Segment Open

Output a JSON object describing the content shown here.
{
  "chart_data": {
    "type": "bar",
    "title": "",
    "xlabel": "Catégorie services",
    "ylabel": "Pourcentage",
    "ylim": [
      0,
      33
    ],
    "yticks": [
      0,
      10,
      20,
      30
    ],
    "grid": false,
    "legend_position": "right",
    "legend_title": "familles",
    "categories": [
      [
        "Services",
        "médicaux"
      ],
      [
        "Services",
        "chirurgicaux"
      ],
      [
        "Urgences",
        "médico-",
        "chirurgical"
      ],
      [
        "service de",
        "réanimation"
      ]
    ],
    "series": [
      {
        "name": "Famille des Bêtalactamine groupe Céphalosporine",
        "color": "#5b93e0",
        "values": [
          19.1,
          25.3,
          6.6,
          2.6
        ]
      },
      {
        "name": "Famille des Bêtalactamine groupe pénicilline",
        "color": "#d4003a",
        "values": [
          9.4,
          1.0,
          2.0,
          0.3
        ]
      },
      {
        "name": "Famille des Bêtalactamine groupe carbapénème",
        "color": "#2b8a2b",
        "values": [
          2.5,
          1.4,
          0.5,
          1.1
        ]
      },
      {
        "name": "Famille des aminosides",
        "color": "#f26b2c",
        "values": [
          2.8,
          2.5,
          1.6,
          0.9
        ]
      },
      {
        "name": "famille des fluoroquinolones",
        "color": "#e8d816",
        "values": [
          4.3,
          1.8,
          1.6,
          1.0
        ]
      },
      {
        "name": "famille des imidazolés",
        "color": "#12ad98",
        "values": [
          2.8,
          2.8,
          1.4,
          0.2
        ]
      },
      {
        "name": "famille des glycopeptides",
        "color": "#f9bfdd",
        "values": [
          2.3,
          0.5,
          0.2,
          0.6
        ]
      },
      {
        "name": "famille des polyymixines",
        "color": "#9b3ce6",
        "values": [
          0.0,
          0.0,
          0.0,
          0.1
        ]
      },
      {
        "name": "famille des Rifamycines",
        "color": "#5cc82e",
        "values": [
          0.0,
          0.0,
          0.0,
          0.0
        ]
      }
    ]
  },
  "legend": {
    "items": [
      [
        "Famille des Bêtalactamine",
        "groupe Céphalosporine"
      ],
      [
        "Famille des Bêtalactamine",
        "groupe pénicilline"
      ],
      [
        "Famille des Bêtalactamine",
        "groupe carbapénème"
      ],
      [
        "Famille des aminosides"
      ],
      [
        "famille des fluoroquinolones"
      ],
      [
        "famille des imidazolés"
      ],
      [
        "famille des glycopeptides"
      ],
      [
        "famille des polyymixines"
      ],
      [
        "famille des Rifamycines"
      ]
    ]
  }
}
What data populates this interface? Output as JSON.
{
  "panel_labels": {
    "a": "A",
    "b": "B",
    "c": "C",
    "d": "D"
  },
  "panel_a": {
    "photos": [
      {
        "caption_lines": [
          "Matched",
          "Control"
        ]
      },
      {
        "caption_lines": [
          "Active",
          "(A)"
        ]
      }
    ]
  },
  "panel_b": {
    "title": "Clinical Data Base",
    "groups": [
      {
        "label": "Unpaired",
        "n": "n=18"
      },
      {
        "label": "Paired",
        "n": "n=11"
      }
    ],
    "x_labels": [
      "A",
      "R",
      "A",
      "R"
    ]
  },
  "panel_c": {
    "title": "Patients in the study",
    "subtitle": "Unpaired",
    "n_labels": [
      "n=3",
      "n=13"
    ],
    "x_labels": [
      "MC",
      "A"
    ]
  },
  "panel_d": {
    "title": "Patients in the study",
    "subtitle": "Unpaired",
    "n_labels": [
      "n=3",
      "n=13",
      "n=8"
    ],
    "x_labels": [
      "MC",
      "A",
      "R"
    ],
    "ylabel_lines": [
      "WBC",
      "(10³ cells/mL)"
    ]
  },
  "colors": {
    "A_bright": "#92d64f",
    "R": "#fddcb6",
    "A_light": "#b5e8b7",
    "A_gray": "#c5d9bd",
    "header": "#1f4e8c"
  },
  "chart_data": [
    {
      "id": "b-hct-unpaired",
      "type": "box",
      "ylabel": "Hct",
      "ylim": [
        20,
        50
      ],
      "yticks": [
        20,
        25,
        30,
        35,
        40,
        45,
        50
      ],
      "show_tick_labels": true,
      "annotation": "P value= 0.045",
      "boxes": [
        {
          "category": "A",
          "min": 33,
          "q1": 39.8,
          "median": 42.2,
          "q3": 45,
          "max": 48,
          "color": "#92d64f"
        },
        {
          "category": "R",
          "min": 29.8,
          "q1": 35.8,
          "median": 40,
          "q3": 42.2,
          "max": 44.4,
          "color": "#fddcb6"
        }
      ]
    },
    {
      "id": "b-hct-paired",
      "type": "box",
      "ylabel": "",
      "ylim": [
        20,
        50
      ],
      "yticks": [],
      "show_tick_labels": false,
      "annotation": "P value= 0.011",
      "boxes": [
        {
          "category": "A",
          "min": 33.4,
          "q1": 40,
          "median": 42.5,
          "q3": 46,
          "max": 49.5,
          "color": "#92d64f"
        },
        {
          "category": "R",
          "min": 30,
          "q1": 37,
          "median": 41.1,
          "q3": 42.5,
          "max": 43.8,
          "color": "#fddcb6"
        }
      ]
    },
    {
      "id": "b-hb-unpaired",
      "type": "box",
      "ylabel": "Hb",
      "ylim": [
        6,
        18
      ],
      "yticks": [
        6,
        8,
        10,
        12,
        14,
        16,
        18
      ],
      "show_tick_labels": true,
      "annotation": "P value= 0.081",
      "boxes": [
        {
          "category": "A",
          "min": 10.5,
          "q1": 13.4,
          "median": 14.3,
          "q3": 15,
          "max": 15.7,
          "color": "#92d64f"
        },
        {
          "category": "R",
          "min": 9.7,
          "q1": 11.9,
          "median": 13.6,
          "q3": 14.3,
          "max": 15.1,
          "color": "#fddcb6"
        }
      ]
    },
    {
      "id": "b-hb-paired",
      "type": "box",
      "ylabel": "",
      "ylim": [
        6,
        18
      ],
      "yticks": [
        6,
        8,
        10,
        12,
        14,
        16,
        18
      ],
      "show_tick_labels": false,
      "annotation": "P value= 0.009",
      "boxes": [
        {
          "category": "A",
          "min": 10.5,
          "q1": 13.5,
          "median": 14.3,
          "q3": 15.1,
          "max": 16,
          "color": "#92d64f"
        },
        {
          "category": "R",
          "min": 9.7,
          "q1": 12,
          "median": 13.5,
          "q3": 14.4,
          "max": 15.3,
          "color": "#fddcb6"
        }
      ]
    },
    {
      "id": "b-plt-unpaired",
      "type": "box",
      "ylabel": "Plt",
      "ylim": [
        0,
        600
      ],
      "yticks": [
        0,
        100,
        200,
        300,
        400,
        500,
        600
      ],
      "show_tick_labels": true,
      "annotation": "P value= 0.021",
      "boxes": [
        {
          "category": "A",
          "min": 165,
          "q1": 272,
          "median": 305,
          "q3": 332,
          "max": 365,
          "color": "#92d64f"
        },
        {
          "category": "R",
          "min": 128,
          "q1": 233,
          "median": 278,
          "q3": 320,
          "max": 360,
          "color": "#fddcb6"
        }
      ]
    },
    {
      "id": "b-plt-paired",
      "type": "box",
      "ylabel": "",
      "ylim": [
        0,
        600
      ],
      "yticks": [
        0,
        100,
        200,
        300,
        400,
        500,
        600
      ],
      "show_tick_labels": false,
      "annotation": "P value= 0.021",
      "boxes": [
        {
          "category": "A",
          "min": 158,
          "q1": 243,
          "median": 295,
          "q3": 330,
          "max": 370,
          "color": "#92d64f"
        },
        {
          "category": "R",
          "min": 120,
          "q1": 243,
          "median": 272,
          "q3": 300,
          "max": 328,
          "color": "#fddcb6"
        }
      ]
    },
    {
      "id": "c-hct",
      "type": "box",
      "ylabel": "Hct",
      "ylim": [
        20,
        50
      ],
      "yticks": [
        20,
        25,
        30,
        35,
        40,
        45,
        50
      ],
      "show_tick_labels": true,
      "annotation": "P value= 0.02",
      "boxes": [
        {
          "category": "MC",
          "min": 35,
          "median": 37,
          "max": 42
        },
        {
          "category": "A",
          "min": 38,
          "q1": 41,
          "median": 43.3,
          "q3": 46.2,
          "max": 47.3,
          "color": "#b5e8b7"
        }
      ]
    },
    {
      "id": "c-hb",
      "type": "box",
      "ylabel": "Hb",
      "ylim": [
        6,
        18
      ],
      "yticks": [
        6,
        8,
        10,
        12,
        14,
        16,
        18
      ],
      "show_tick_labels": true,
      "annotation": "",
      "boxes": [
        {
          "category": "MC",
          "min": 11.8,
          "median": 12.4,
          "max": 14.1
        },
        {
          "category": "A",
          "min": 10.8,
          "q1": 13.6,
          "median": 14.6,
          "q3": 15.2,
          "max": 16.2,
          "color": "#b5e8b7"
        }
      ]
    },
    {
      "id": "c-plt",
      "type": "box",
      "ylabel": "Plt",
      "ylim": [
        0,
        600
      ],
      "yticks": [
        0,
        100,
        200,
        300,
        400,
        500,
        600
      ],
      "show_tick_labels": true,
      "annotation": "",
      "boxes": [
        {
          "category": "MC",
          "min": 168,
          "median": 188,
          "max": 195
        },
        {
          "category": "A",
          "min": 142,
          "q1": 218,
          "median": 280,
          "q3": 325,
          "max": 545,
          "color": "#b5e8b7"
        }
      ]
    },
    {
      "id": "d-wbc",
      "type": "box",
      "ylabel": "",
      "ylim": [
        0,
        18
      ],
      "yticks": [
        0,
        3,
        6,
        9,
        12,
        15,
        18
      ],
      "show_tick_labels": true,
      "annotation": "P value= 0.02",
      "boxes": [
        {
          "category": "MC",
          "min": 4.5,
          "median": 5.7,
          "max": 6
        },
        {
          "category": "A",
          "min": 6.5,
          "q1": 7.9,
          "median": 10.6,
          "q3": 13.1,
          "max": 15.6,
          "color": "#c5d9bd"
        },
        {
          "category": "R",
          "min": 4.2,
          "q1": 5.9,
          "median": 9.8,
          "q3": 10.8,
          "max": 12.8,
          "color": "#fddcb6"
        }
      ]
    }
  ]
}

Segment Closed

The required output is every line above that contains the string "imidazolés".

* SOLUTION FOR THIS PROBLEM *
        "name": "famille des imidazolés",
        "famille des imidazolés"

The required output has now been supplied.